**TASK REQUIREMENTS:** In the material below, the lines containing the word "하나님을" are required; copy each of them.

**INFORMATION SHOWN:**
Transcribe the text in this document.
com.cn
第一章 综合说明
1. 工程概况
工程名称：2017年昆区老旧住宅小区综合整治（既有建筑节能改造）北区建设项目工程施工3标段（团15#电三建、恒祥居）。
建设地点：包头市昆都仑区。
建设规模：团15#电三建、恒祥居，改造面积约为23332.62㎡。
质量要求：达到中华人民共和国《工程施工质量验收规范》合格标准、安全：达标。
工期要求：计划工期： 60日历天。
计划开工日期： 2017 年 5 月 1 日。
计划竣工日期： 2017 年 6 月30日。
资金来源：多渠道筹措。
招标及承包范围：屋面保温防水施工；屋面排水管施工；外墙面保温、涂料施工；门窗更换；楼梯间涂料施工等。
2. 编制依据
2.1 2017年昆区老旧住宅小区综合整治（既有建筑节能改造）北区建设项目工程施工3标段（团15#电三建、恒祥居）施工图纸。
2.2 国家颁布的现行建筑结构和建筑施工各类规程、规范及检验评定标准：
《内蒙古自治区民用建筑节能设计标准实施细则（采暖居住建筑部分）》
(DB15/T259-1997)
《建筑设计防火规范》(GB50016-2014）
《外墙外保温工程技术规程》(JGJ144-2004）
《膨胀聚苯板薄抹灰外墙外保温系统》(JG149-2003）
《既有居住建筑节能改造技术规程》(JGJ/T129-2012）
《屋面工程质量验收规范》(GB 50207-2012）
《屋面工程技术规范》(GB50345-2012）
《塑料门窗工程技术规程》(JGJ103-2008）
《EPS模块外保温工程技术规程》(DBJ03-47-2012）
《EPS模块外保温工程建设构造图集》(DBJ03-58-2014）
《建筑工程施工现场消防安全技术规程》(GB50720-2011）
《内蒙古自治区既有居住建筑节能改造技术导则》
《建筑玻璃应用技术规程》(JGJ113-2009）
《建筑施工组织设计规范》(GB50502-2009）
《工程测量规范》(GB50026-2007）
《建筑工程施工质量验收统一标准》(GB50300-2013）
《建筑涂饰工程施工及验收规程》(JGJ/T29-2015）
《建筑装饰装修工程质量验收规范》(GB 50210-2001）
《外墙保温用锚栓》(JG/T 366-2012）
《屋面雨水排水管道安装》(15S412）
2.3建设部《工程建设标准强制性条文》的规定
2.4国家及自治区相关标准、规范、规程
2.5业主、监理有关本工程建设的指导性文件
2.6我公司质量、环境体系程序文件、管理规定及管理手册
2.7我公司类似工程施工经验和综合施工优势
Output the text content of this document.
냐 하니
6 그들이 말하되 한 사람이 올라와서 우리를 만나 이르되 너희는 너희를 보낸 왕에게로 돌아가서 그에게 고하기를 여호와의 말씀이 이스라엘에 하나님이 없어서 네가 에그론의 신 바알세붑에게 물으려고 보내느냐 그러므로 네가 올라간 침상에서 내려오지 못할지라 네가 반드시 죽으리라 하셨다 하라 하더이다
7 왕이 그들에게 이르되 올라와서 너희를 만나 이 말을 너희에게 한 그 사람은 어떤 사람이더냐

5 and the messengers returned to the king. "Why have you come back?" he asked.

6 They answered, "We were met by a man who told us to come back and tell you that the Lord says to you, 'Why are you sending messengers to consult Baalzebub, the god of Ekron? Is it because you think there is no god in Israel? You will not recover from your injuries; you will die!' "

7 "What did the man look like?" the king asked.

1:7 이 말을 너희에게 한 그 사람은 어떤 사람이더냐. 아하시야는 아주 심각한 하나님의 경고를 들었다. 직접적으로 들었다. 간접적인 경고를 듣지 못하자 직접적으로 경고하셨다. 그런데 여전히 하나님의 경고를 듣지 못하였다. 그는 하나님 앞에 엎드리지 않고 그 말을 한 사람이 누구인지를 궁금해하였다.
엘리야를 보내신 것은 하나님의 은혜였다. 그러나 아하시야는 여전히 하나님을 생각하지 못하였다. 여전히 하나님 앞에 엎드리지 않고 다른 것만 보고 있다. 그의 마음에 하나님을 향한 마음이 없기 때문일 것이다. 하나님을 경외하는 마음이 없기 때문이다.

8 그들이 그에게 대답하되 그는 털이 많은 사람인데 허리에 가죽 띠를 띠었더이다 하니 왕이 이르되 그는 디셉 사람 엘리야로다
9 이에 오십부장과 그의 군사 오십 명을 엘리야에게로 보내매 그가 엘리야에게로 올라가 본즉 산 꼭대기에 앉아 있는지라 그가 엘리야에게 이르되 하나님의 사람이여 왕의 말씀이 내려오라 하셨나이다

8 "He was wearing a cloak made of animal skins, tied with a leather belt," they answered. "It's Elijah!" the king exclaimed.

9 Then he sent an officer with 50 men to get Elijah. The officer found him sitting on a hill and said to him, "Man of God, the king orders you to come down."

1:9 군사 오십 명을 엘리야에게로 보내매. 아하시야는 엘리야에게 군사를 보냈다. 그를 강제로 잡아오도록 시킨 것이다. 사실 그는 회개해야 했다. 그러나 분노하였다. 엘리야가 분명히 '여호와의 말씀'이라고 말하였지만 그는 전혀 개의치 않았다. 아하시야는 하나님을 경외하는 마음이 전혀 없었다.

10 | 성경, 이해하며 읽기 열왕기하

**REPLY:**
엘리야를 보내신 것은 하나님의 은혜였다. 그러나 아하시야는 여전히 하나님을 생각하지 못하였다. 여전히 하나님 앞에 엎드리지 않고 다른 것만 보고 있다. 그의 마음에 하나님을 향한 마음이 없기 때문일 것이다. 하나님을 경외하는 마음이 없기 때문이다.
1:9 군사 오십 명을 엘리야에게로 보내매. 아하시야는 엘리야에게 군사를 보냈다. 그를 강제로 잡아오도록 시킨 것이다. 사실 그는 회개해야 했다. 그러나 분노하였다. 엘리야가 분명히 '여호와의 말씀'이라고 말하였지만 그는 전혀 개의치 않았다. 아하시야는 하나님을 경외하는 마음이 전혀 없었다.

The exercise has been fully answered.